» **Task statement**:
Look through the records below and collect all lines that hold the string "wniosku".

- - - - -

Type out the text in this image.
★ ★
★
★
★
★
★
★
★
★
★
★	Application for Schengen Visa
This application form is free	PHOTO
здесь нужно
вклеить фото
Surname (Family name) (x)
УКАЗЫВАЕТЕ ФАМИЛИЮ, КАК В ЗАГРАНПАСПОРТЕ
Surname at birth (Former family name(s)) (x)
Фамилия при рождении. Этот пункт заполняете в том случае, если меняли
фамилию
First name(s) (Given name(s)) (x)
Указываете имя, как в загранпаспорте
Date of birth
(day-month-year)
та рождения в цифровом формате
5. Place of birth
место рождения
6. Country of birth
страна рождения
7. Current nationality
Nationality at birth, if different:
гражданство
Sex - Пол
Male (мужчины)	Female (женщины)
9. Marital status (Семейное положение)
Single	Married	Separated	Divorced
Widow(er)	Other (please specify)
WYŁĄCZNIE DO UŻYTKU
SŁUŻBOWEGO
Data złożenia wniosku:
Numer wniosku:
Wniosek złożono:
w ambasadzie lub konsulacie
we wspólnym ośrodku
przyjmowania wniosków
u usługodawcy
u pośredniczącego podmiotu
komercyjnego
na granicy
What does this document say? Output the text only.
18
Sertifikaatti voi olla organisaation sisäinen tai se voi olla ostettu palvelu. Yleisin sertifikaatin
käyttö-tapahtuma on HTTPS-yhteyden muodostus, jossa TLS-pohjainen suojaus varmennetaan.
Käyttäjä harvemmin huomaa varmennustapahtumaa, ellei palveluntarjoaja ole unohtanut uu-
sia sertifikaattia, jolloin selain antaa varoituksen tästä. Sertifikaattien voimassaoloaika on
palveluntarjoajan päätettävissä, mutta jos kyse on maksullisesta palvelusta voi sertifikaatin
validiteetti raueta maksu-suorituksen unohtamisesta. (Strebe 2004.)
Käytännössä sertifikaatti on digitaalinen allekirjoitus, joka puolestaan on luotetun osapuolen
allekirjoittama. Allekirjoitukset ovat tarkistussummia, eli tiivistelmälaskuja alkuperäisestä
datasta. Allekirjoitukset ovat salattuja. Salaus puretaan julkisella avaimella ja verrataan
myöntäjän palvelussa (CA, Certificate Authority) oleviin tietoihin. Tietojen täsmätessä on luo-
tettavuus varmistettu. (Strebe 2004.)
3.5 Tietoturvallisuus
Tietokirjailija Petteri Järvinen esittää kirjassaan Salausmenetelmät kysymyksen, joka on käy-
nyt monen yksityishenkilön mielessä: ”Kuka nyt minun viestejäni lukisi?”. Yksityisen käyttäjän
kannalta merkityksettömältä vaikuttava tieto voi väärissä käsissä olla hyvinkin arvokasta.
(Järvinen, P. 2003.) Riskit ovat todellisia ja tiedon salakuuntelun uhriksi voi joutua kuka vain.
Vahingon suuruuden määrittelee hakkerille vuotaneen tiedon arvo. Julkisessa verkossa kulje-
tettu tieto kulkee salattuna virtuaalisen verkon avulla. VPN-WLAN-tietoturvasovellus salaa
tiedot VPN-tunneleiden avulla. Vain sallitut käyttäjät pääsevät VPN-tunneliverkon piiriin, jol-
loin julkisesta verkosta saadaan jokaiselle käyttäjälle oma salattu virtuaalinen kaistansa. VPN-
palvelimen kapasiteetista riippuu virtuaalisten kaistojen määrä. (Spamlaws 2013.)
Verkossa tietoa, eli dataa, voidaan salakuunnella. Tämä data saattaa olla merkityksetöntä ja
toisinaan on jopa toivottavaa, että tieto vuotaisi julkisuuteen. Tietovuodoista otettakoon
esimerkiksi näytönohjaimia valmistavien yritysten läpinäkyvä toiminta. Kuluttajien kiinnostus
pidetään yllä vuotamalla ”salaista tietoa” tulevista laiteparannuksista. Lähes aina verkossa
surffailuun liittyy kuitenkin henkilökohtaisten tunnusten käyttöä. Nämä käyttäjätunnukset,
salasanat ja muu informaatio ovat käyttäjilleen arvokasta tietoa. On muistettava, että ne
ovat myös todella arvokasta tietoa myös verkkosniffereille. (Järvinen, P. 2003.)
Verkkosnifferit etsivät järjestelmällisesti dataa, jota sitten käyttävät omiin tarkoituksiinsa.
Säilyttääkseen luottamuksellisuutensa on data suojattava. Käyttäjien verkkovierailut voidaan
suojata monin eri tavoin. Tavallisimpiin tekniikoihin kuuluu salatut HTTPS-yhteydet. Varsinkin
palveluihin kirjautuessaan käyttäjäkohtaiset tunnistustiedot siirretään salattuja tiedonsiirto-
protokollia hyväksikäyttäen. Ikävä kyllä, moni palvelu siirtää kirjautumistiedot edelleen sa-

- - - - -

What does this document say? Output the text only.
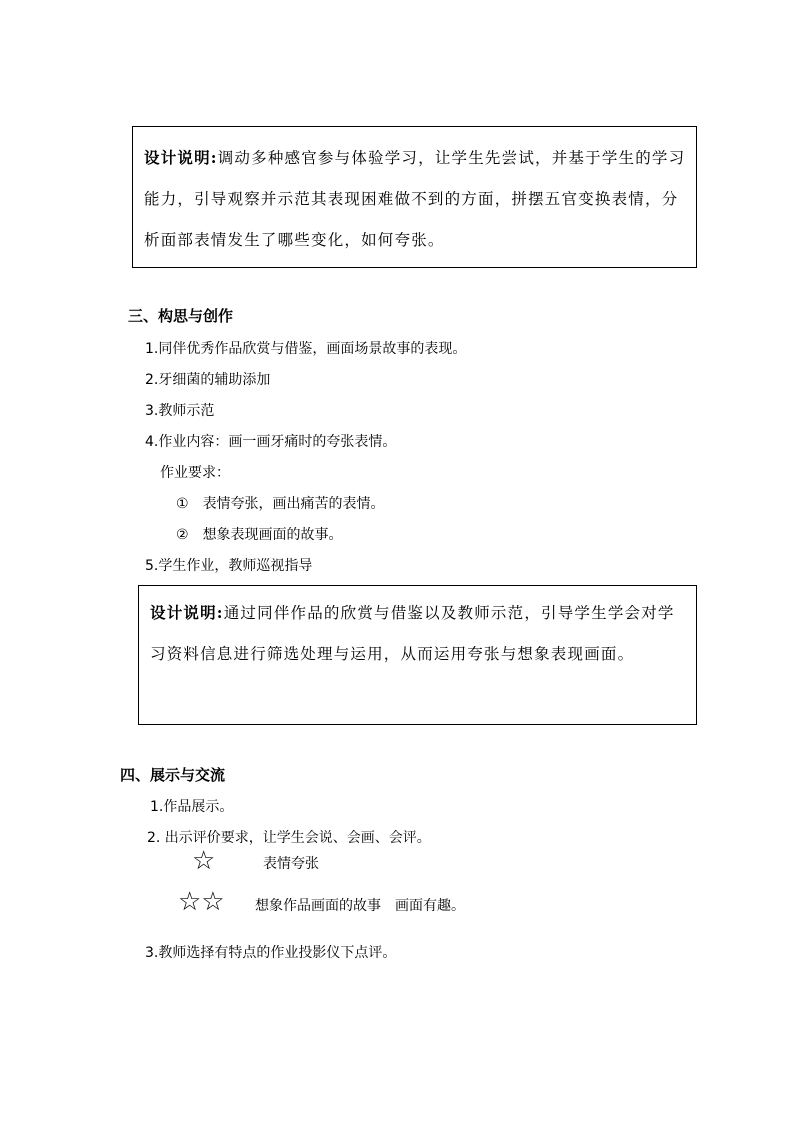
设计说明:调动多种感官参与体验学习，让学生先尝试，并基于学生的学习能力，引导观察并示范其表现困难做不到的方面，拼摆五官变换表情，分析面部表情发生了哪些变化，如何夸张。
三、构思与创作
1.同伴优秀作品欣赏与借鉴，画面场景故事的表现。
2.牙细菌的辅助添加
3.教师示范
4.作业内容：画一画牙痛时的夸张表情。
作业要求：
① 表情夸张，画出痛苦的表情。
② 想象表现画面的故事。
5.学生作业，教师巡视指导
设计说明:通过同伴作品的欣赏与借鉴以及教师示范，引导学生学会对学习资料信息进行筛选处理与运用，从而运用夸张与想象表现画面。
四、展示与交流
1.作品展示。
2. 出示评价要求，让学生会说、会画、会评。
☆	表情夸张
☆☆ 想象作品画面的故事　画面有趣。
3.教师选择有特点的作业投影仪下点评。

- - - - -

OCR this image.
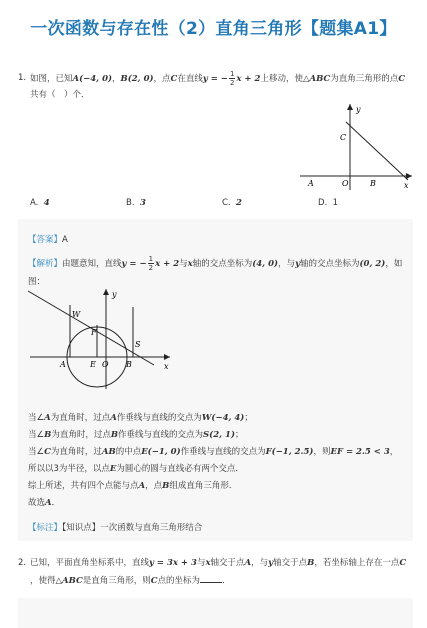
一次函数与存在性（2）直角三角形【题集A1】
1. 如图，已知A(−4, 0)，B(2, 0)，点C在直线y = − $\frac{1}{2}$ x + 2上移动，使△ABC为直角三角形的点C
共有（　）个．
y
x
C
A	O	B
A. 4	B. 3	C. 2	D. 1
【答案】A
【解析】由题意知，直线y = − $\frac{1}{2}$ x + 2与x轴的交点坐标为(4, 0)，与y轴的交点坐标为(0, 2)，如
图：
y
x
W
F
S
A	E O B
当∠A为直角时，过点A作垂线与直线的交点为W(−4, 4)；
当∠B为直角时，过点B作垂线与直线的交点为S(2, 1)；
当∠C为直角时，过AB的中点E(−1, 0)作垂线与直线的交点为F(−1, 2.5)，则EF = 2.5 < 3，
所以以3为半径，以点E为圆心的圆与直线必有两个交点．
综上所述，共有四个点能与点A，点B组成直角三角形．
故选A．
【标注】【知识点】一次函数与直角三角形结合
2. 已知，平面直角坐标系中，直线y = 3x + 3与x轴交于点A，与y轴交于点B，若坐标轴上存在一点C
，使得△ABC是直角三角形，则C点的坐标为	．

- - - - -

» **Exercise solution**:
Data złożenia wniosku:
Numer wniosku:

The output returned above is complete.